* **SET PROBLEM**
Sift the material for lines containing "Centros", and return them.

Dataset excerpts:

<<<<

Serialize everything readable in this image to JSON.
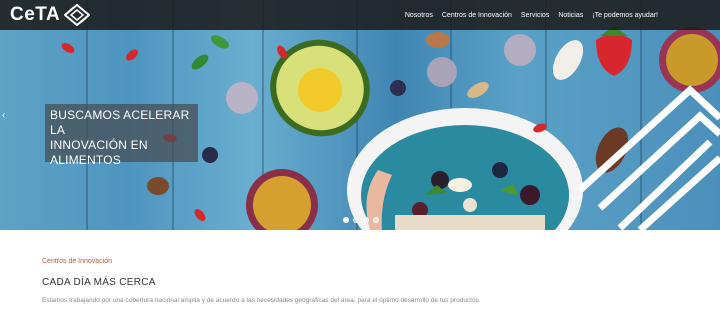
{
  "brand": {
    "name": "CeTA"
  },
  "nav": {
    "items": [
      {
        "label": "Nosotros"
      },
      {
        "label": "Centros de Innovación"
      },
      {
        "label": "Servicios"
      },
      {
        "label": "Noticias"
      },
      {
        "label": "¡Te podemos ayudar!"
      }
    ]
  },
  "hero": {
    "caption": [
      "BUSCAMOS ACELERAR LA",
      "INNOVACIÓN EN",
      "ALIMENTOS"
    ],
    "slides_total": 4,
    "active_slide": 1
  },
  "section": {
    "label": "Centros de Innovación",
    "title": "CADA DÍA MÁS CERCA",
    "body": "Estamos trabajando por una cobertura nacional amplia y de acuerdo a las necesidades geográficas del área, para el óptimo desarrollo de tus productos."
  },
  "colors": {
    "navbar": "#1c1c1c",
    "accent": "#b35a3a",
    "wood": "#4e95bf"
  }
}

>>>>

* **WRITTEN RESPONSE**
        "label": "Centros de Innovación"
    "label": "Centros de Innovación",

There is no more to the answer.